Figure collection entries
******

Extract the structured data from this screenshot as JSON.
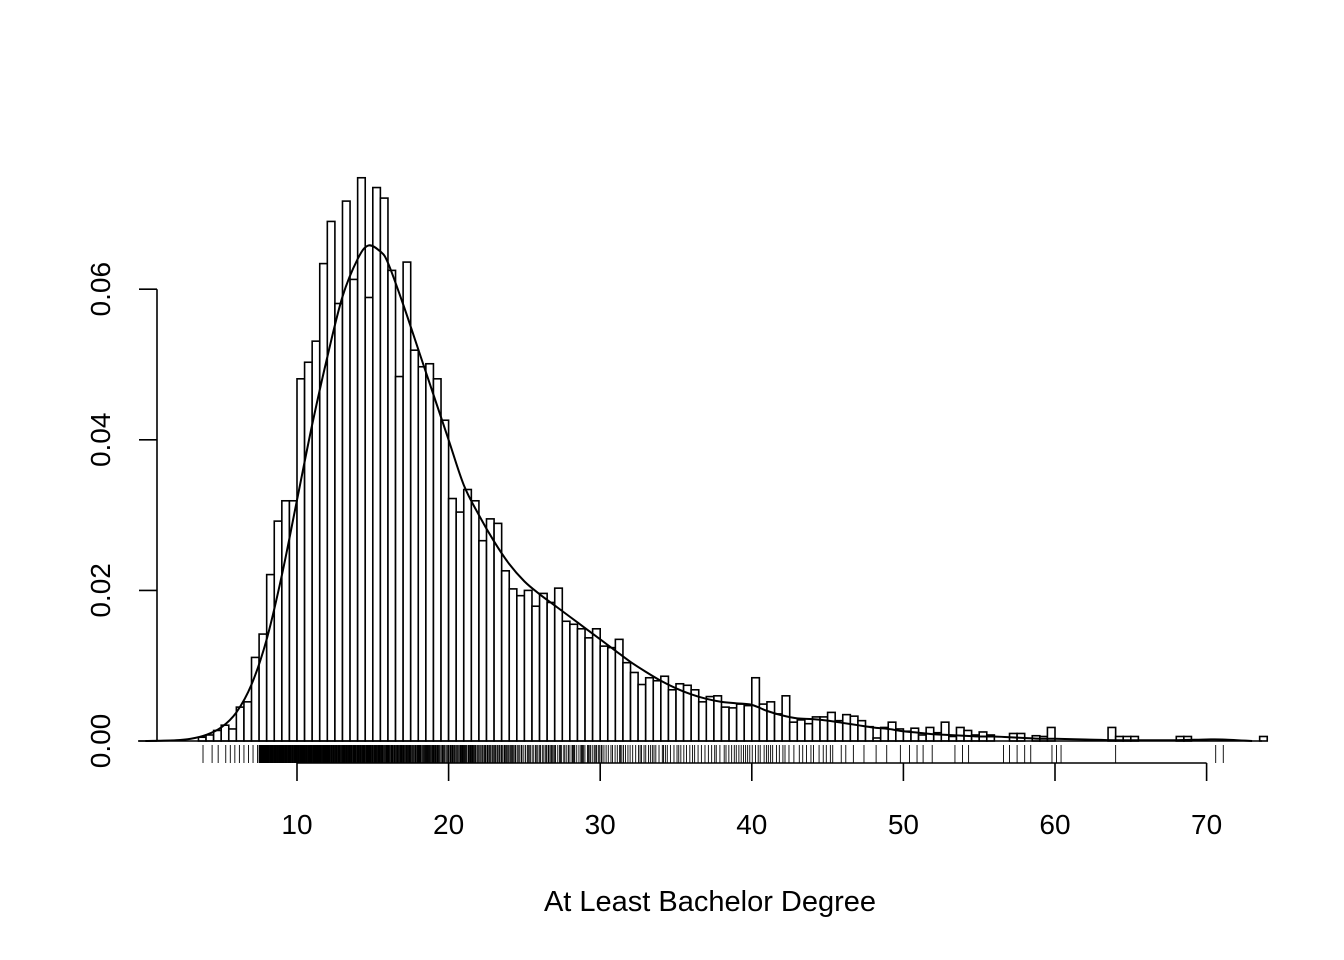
{
  "chart_data": {
    "type": "bar",
    "subtype": "histogram-with-density-curve-and-rug",
    "title": "",
    "xlabel": "At Least Bachelor Degree",
    "ylabel": "",
    "xlim": [
      0,
      73
    ],
    "ylim": [
      0,
      0.06
    ],
    "x_ticks": [
      10,
      20,
      30,
      40,
      50,
      60,
      70
    ],
    "x_tick_labels": [
      "10",
      "20",
      "30",
      "40",
      "50",
      "60",
      "70"
    ],
    "y_ticks": [
      0,
      0.02,
      0.04,
      0.06
    ],
    "y_tick_labels": [
      "0.00",
      "0.02",
      "0.04",
      "0.06"
    ],
    "grid": false,
    "legend": "none",
    "bin_width": 0.5,
    "bins_start": 3.5,
    "density": [
      0.0005,
      0.0008,
      0.0014,
      0.0021,
      0.0016,
      0.0045,
      0.0052,
      0.0111,
      0.0142,
      0.0221,
      0.0292,
      0.0319,
      0.0319,
      0.0481,
      0.0503,
      0.0531,
      0.0634,
      0.069,
      0.0581,
      0.0717,
      0.0613,
      0.0748,
      0.0589,
      0.0735,
      0.0721,
      0.0625,
      0.0484,
      0.0636,
      0.0519,
      0.0497,
      0.0501,
      0.0481,
      0.0426,
      0.0322,
      0.0304,
      0.0334,
      0.0319,
      0.0266,
      0.0295,
      0.0289,
      0.0226,
      0.0202,
      0.0193,
      0.02,
      0.0179,
      0.0196,
      0.0184,
      0.0203,
      0.0159,
      0.0155,
      0.0149,
      0.0137,
      0.0149,
      0.0126,
      0.0124,
      0.0135,
      0.0104,
      0.0091,
      0.0075,
      0.0084,
      0.008,
      0.0086,
      0.0068,
      0.0076,
      0.0074,
      0.0068,
      0.0052,
      0.0059,
      0.006,
      0.0045,
      0.0044,
      0.0049,
      0.0047,
      0.0084,
      0.0049,
      0.0052,
      0.0036,
      0.006,
      0.0025,
      0.0028,
      0.0023,
      0.0032,
      0.0032,
      0.0038,
      0.0027,
      0.0035,
      0.0033,
      0.0027,
      0.0019,
      0.0004,
      0.0018,
      0.0025,
      0.0016,
      0.0013,
      0.0017,
      0.0008,
      0.0018,
      0.0011,
      0.0025,
      0.0006,
      0.0018,
      0.0014,
      0.0008,
      0.0012,
      0.0008,
      0.0,
      0.0,
      0.001,
      0.001,
      0.0,
      0.0007,
      0.0006,
      0.0018,
      0.0,
      0.0,
      0.0,
      0.0,
      0.0,
      0.0,
      0.0,
      0.0018,
      0.0006,
      0.0006,
      0.0006,
      0.0,
      0.0,
      0.0,
      0.0,
      0.0,
      0.0006,
      0.0006,
      0.0,
      0.0,
      0.0,
      0.0,
      0.0,
      0.0,
      0.0,
      0.0,
      0.0,
      0.0006,
      0.0,
      0.0,
      0.0,
      0.0,
      0.0,
      0.0,
      0.0,
      0.0,
      0.0,
      0.0,
      0.0,
      0.0,
      0.0,
      0.0006,
      0.0006
    ],
    "density_curve": {
      "x": [
        0,
        2,
        3,
        4,
        5,
        6,
        7,
        8,
        9,
        10,
        11,
        12,
        13,
        14,
        14.7,
        15.5,
        16,
        17,
        18,
        19,
        20,
        21,
        22,
        23,
        24,
        25,
        26,
        27,
        28,
        29,
        30,
        31,
        32,
        33,
        34,
        35,
        36,
        37,
        38,
        39,
        40,
        41,
        42,
        43,
        44,
        45,
        46,
        47,
        48,
        49,
        50,
        51,
        52,
        53,
        54,
        55,
        56,
        57,
        58,
        59,
        60,
        62,
        64,
        66,
        68,
        70,
        71,
        73
      ],
      "y": [
        0.0,
        0.0001,
        0.0003,
        0.0008,
        0.0018,
        0.0038,
        0.0075,
        0.0135,
        0.022,
        0.032,
        0.042,
        0.051,
        0.059,
        0.064,
        0.0658,
        0.065,
        0.0635,
        0.058,
        0.052,
        0.046,
        0.04,
        0.034,
        0.03,
        0.0265,
        0.0235,
        0.0212,
        0.0195,
        0.018,
        0.0165,
        0.015,
        0.0135,
        0.012,
        0.0105,
        0.0092,
        0.008,
        0.007,
        0.0062,
        0.0056,
        0.0052,
        0.005,
        0.0048,
        0.004,
        0.0034,
        0.003,
        0.0029,
        0.0027,
        0.0024,
        0.0021,
        0.0018,
        0.0016,
        0.0013,
        0.0011,
        0.0009,
        0.0008,
        0.0007,
        0.0006,
        0.0006,
        0.0005,
        0.0004,
        0.0003,
        0.0003,
        0.0002,
        0.0001,
        0.0001,
        0.0001,
        0.0002,
        0.0002,
        0.0
      ]
    },
    "rug": {
      "sparse_values": [
        3.8,
        4.4,
        4.8,
        5.3,
        5.6,
        5.9,
        6.2,
        6.5,
        6.8,
        7.1,
        7.4,
        45.9,
        46.2,
        46.7,
        47.4,
        48.2,
        48.9,
        49.8,
        50.4,
        50.9,
        51.3,
        51.9,
        53.4,
        53.9,
        54.3,
        56.6,
        57.0,
        57.5,
        58.0,
        58.4,
        59.8,
        60.1,
        60.4,
        64.0,
        70.6,
        71.1
      ],
      "dense_range": [
        7.5,
        45.5
      ]
    }
  }
}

******

* **What you should do**: Pictures don't belong in the copy. Transcribe every record exactly as it appears.

* **Written answer**:
Extract the structured data from this screenshot as JSON.
{
  "chart_data": {
    "type": "bar",
    "subtype": "histogram-with-density-curve-and-rug",
    "title": "",
    "xlabel": "At Least Bachelor Degree",
    "ylabel": "",
    "xlim": [
      0,
      73
    ],
    "ylim": [
      0,
      0.06
    ],
    "x_ticks": [
      10,
      20,
      30,
      40,
      50,
      60,
      70
    ],
    "x_tick_labels": [
      "10",
      "20",
      "30",
      "40",
      "50",
      "60",
      "70"
    ],
    "y_ticks": [
      0,
      0.02,
      0.04,
      0.06
    ],
    "y_tick_labels": [
      "0.00",
      "0.02",
      "0.04",
      "0.06"
    ],
    "grid": false,
    "legend": "none",
    "bin_width": 0.5,
    "bins_start": 3.5,
    "density": [
      0.0005,
      0.0008,
      0.0014,
      0.0021,
      0.0016,
      0.0045,
      0.0052,
      0.0111,
      0.0142,
      0.0221,
      0.0292,
      0.0319,
      0.0319,
      0.0481,
      0.0503,
      0.0531,
      0.0634,
      0.069,
      0.0581,
      0.0717,
      0.0613,
      0.0748,
      0.0589,
      0.0735,
      0.0721,
      0.0625,
      0.0484,
      0.0636,
      0.0519,
      0.0497,
      0.0501,
      0.0481,
      0.0426,
      0.0322,
      0.0304,
      0.0334,
      0.0319,
      0.0266,
      0.0295,
      0.0289,
      0.0226,
      0.0202,
      0.0193,
      0.02,
      0.0179,
      0.0196,
      0.0184,
      0.0203,
      0.0159,
      0.0155,
      0.0149,
      0.0137,
      0.0149,
      0.0126,
      0.0124,
      0.0135,
      0.0104,
      0.0091,
      0.0075,
      0.0084,
      0.008,
      0.0086,
      0.0068,
      0.0076,
      0.0074,
      0.0068,
      0.0052,
      0.0059,
      0.006,
      0.0045,
      0.0044,
      0.0049,
      0.0047,
      0.0084,
      0.0049,
      0.0052,
      0.0036,
      0.006,
      0.0025,
      0.0028,
      0.0023,
      0.0032,
      0.0032,
      0.0038,
      0.0027,
      0.0035,
      0.0033,
      0.0027,
      0.0019,
      0.0004,
      0.0018,
      0.0025,
      0.0016,
      0.0013,
      0.0017,
      0.0008,
      0.0018,
      0.0011,
      0.0025,
      0.0006,
      0.0018,
      0.0014,
      0.0008,
      0.0012,
      0.0008,
      0.0,
      0.0,
      0.001,
      0.001,
      0.0,
      0.0007,
      0.0006,
      0.0018,
      0.0,
      0.0,
      0.0,
      0.0,
      0.0,
      0.0,
      0.0,
      0.0018,
      0.0006,
      0.0006,
      0.0006,
      0.0,
      0.0,
      0.0,
      0.0,
      0.0,
      0.0006,
      0.0006,
      0.0,
      0.0,
      0.0,
      0.0,
      0.0,
      0.0,
      0.0,
      0.0,
      0.0,
      0.0006,
      0.0,
      0.0,
      0.0,
      0.0,
      0.0,
      0.0,
      0.0,
      0.0,
      0.0,
      0.0,
      0.0,
      0.0,
      0.0,
      0.0006,
      0.0006
    ],
    "density_curve": {
      "x": [
        0,
        2,
        3,
        4,
        5,
        6,
        7,
        8,
        9,
        10,
        11,
        12,
        13,
        14,
        14.7,
        15.5,
        16,
        17,
        18,
        19,
        20,
        21,
        22,
        23,
        24,
        25,
        26,
        27,
        28,
        29,
        30,
        31,
        32,
        33,
        34,
        35,
        36,
        37,
        38,
        39,
        40,
        41,
        42,
        43,
        44,
        45,
        46,
        47,
        48,
        49,
        50,
        51,
        52,
        53,
        54,
        55,
        56,
        57,
        58,
        59,
        60,
        62,
        64,
        66,
        68,
        70,
        71,
        73
      ],
      "y": [
        0.0,
        0.0001,
        0.0003,
        0.0008,
        0.0018,
        0.0038,
        0.0075,
        0.0135,
        0.022,
        0.032,
        0.042,
        0.051,
        0.059,
        0.064,
        0.0658,
        0.065,
        0.0635,
        0.058,
        0.052,
        0.046,
        0.04,
        0.034,
        0.03,
        0.0265,
        0.0235,
        0.0212,
        0.0195,
        0.018,
        0.0165,
        0.015,
        0.0135,
        0.012,
        0.0105,
        0.0092,
        0.008,
        0.007,
        0.0062,
        0.0056,
        0.0052,
        0.005,
        0.0048,
        0.004,
        0.0034,
        0.003,
        0.0029,
        0.0027,
        0.0024,
        0.0021,
        0.0018,
        0.0016,
        0.0013,
        0.0011,
        0.0009,
        0.0008,
        0.0007,
        0.0006,
        0.0006,
        0.0005,
        0.0004,
        0.0003,
        0.0003,
        0.0002,
        0.0001,
        0.0001,
        0.0001,
        0.0002,
        0.0002,
        0.0
      ]
    },
    "rug": {
      "sparse_values": [
        3.8,
        4.4,
        4.8,
        5.3,
        5.6,
        5.9,
        6.2,
        6.5,
        6.8,
        7.1,
        7.4,
        45.9,
        46.2,
        46.7,
        47.4,
        48.2,
        48.9,
        49.8,
        50.4,
        50.9,
        51.3,
        51.9,
        53.4,
        53.9,
        54.3,
        56.6,
        57.0,
        57.5,
        58.0,
        58.4,
        59.8,
        60.1,
        60.4,
        64.0,
        70.6,
        71.1
      ],
      "dense_range": [
        7.5,
        45.5
      ]
    }
  }
}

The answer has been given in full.